What needs to be done:
Look through the lines of the material and count those containing "this". Give that count alone.

Entries supplied:

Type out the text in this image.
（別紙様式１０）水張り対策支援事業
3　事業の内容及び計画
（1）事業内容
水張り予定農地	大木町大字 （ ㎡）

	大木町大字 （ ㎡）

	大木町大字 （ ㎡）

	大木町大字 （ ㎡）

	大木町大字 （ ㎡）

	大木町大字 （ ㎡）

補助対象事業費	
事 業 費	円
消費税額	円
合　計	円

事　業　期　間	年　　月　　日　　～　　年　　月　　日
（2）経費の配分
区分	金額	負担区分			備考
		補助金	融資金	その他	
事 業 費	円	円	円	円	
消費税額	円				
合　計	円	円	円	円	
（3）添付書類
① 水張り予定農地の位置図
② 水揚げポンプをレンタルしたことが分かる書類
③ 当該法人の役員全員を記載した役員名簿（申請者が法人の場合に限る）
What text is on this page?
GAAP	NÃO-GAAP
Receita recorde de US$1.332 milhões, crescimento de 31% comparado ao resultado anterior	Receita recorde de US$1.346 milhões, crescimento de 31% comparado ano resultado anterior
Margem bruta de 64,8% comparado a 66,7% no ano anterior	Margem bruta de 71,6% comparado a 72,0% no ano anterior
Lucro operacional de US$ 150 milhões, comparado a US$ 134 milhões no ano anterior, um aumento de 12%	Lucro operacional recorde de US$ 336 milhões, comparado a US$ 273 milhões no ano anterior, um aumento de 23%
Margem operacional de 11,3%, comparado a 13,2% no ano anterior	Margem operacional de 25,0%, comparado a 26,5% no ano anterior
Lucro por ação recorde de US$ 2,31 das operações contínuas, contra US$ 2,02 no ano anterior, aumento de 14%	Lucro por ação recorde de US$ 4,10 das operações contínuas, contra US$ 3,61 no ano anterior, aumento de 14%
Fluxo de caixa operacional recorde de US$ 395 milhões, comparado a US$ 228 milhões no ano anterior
--
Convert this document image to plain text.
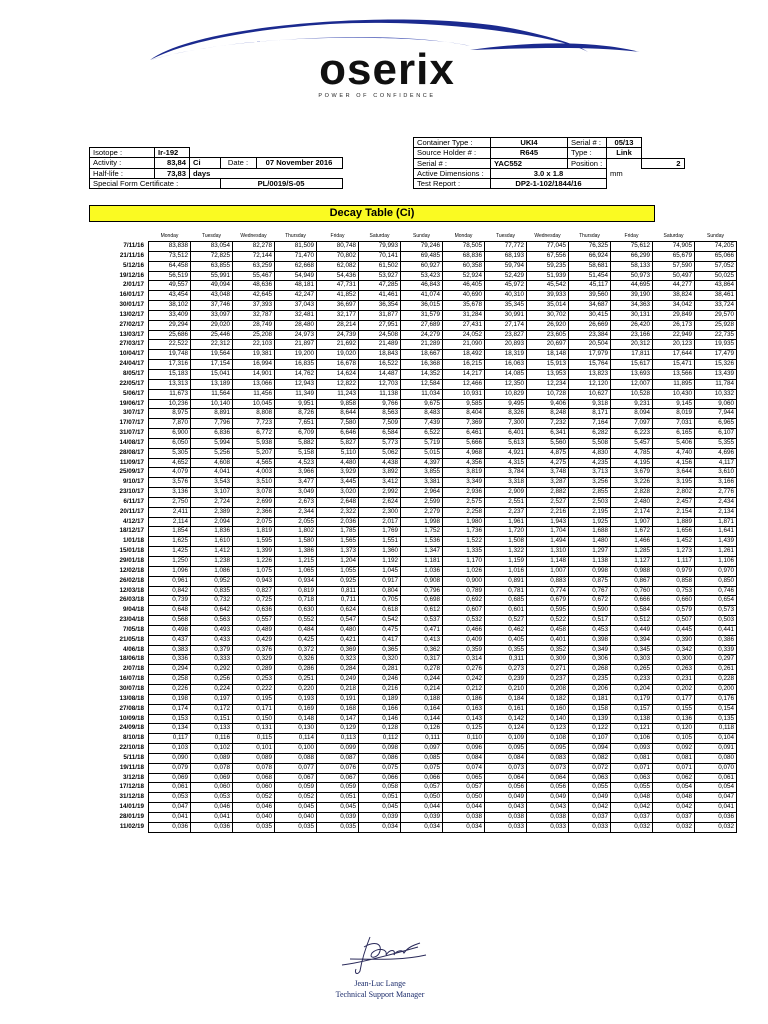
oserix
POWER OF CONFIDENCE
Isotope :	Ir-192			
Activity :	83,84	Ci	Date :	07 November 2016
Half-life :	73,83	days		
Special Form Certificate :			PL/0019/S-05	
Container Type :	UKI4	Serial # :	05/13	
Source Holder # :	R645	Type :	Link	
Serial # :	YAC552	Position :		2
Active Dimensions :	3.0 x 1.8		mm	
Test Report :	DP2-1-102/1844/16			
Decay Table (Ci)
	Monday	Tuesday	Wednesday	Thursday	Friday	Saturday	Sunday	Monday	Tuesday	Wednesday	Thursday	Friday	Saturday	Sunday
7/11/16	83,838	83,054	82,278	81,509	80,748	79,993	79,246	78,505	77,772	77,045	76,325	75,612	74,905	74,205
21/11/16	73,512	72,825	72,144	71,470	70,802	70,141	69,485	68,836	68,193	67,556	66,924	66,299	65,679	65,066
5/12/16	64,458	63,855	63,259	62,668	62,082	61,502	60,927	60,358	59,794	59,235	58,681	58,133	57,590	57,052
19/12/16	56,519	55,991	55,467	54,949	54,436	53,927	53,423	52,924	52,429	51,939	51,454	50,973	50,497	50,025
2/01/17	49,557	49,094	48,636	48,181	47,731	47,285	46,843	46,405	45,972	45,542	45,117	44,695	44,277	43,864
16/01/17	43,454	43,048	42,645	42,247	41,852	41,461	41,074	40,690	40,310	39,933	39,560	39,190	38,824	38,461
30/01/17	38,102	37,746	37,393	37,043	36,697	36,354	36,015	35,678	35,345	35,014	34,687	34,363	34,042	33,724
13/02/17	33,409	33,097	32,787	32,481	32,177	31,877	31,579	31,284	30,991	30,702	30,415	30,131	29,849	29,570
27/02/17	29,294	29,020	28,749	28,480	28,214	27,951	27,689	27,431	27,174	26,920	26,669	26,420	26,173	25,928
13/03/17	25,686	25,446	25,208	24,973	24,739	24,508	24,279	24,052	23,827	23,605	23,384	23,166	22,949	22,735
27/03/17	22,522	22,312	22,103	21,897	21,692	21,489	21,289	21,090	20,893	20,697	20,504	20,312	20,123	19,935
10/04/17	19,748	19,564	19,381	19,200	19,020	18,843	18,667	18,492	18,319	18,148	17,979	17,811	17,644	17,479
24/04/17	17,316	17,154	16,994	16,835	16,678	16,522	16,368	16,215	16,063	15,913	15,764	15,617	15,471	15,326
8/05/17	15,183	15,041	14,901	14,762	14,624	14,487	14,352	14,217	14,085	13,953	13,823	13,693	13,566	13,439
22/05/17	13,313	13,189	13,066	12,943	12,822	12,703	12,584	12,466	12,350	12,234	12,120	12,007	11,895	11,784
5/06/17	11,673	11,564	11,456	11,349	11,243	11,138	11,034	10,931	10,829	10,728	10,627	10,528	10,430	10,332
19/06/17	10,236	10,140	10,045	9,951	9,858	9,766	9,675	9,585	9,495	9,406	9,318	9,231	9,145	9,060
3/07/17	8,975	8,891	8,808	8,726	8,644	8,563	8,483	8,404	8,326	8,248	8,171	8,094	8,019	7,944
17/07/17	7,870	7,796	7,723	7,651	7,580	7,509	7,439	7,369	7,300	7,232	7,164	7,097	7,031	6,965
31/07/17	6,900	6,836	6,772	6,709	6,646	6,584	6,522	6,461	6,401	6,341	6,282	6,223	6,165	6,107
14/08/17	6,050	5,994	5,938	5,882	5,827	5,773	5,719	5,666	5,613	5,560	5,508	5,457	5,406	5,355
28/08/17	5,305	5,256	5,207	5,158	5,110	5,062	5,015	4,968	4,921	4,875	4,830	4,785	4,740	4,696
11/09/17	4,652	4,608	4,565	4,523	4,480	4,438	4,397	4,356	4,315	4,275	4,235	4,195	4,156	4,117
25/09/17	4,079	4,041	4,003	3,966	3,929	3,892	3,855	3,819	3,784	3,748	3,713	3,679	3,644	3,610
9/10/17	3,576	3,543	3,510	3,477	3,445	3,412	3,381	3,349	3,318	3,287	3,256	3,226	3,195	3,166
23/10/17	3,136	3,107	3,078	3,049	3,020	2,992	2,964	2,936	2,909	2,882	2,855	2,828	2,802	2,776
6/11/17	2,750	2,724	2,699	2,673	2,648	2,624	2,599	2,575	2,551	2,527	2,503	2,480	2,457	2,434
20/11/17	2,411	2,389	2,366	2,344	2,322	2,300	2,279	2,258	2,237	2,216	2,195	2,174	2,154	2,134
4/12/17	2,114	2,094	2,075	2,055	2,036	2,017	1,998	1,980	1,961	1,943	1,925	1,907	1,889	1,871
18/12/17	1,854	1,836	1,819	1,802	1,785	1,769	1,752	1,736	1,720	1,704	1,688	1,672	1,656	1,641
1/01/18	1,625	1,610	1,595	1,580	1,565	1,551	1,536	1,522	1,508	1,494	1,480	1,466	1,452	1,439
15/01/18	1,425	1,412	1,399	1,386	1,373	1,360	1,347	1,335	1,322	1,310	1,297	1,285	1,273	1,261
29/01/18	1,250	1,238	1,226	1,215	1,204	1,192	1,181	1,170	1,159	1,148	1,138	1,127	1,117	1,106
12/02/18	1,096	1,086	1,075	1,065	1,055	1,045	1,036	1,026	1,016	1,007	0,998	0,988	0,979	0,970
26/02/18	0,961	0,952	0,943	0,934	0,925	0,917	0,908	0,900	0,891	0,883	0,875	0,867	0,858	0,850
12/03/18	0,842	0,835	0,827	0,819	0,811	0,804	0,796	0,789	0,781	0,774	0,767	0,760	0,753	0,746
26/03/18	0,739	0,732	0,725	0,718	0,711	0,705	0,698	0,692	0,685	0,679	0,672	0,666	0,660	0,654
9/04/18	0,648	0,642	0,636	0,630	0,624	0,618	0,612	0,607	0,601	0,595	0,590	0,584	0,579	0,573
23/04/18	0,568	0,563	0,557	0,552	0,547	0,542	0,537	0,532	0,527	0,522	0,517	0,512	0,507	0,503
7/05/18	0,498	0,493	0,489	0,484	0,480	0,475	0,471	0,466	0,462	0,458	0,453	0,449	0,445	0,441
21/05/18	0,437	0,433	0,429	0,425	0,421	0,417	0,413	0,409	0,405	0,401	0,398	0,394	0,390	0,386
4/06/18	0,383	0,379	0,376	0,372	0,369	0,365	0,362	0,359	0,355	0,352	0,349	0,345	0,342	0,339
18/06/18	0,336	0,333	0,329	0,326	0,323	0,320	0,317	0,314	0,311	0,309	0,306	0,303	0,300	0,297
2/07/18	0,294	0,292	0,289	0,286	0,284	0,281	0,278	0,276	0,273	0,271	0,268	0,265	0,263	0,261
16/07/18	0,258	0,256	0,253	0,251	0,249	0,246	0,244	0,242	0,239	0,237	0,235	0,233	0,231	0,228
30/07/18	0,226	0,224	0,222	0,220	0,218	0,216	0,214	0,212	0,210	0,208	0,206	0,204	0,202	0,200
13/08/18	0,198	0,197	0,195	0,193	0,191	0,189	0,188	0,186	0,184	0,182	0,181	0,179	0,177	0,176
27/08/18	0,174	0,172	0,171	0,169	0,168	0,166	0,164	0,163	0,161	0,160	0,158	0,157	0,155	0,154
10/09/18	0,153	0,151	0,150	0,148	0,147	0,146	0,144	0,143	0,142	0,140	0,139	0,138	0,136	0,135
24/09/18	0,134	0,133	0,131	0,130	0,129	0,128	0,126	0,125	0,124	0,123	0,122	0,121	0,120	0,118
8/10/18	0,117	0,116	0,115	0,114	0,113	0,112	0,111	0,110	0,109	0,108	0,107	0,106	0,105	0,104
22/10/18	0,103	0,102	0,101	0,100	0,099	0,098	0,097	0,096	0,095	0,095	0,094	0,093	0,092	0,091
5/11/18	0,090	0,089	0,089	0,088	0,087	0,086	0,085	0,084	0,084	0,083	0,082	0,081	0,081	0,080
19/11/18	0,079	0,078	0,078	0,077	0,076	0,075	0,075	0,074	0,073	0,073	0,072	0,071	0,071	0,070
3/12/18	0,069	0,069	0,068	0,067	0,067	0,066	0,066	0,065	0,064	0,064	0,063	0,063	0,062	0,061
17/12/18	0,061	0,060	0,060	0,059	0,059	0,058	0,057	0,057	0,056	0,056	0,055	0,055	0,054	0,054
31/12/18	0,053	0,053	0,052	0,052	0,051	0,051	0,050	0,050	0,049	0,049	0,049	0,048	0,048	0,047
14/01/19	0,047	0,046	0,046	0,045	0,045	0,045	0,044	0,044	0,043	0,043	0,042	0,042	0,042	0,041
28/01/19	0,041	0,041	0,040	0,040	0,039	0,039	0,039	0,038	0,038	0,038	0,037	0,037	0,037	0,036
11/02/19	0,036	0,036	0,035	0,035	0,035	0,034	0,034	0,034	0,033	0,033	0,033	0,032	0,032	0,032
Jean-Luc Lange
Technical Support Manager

In response:
3